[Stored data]
══════════
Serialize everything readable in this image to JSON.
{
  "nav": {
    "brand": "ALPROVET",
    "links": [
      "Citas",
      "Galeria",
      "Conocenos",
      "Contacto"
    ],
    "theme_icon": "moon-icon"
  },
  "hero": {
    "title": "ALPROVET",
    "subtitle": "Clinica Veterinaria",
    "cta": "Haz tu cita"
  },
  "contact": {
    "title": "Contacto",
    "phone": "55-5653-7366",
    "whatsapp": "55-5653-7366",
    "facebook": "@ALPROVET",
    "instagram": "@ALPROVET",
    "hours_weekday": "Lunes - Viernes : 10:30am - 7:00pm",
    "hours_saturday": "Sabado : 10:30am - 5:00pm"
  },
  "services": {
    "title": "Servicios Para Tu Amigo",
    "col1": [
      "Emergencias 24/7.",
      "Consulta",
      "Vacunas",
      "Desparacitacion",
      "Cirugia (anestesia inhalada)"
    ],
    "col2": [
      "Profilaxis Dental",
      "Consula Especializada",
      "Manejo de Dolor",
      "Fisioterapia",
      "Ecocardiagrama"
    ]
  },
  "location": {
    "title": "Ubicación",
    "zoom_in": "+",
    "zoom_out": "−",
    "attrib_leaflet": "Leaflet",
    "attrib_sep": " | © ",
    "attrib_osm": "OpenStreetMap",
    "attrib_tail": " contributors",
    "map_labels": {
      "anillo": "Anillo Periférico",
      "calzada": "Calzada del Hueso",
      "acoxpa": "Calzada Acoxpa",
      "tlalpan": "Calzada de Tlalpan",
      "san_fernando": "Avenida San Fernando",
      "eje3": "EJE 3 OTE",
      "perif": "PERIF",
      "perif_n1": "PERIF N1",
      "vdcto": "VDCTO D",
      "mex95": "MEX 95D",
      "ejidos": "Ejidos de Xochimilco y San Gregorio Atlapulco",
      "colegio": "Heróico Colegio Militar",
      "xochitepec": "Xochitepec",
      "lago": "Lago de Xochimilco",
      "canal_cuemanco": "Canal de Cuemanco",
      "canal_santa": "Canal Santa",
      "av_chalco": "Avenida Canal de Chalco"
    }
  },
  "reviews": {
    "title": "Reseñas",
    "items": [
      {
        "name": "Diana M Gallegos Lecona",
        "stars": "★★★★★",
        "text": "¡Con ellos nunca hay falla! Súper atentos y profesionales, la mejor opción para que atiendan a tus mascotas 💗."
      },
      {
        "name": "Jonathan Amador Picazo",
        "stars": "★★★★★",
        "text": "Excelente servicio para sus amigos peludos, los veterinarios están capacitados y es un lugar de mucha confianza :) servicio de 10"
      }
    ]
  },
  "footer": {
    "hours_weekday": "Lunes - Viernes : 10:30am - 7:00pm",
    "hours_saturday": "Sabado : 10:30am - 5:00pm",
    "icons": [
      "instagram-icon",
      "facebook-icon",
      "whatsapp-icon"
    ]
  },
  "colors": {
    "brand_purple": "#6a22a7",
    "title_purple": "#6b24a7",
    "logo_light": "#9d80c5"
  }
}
══════════
Repeat the material word for word, in full.

» Written answer
Serialize everything readable in this image to JSON.
{
  "nav": {
    "brand": "ALPROVET",
    "links": [
      "Citas",
      "Galeria",
      "Conocenos",
      "Contacto"
    ],
    "theme_icon": "moon-icon"
  },
  "hero": {
    "title": "ALPROVET",
    "subtitle": "Clinica Veterinaria",
    "cta": "Haz tu cita"
  },
  "contact": {
    "title": "Contacto",
    "phone": "55-5653-7366",
    "whatsapp": "55-5653-7366",
    "facebook": "@ALPROVET",
    "instagram": "@ALPROVET",
    "hours_weekday": "Lunes - Viernes : 10:30am - 7:00pm",
    "hours_saturday": "Sabado : 10:30am - 5:00pm"
  },
  "services": {
    "title": "Servicios Para Tu Amigo",
    "col1": [
      "Emergencias 24/7.",
      "Consulta",
      "Vacunas",
      "Desparacitacion",
      "Cirugia (anestesia inhalada)"
    ],
    "col2": [
      "Profilaxis Dental",
      "Consula Especializada",
      "Manejo de Dolor",
      "Fisioterapia",
      "Ecocardiagrama"
    ]
  },
  "location": {
    "title": "Ubicación",
    "zoom_in": "+",
    "zoom_out": "−",
    "attrib_leaflet": "Leaflet",
    "attrib_sep": " | © ",
    "attrib_osm": "OpenStreetMap",
    "attrib_tail": " contributors",
    "map_labels": {
      "anillo": "Anillo Periférico",
      "calzada": "Calzada del Hueso",
      "acoxpa": "Calzada Acoxpa",
      "tlalpan": "Calzada de Tlalpan",
      "san_fernando": "Avenida San Fernando",
      "eje3": "EJE 3 OTE",
      "perif": "PERIF",
      "perif_n1": "PERIF N1",
      "vdcto": "VDCTO D",
      "mex95": "MEX 95D",
      "ejidos": "Ejidos de Xochimilco y San Gregorio Atlapulco",
      "colegio": "Heróico Colegio Militar",
      "xochitepec": "Xochitepec",
      "lago": "Lago de Xochimilco",
      "canal_cuemanco": "Canal de Cuemanco",
      "canal_santa": "Canal Santa",
      "av_chalco": "Avenida Canal de Chalco"
    }
  },
  "reviews": {
    "title": "Reseñas",
    "items": [
      {
        "name": "Diana M Gallegos Lecona",
        "stars": "★★★★★",
        "text": "¡Con ellos nunca hay falla! Súper atentos y profesionales, la mejor opción para que atiendan a tus mascotas 💗."
      },
      {
        "name": "Jonathan Amador Picazo",
        "stars": "★★★★★",
        "text": "Excelente servicio para sus amigos peludos, los veterinarios están capacitados y es un lugar de mucha confianza :) servicio de 10"
      }
    ]
  },
  "footer": {
    "hours_weekday": "Lunes - Viernes : 10:30am - 7:00pm",
    "hours_saturday": "Sabado : 10:30am - 5:00pm",
    "icons": [
      "instagram-icon",
      "facebook-icon",
      "whatsapp-icon"
    ]
  },
  "colors": {
    "brand_purple": "#6a22a7",
    "title_purple": "#6b24a7",
    "logo_light": "#9d80c5"
  }
}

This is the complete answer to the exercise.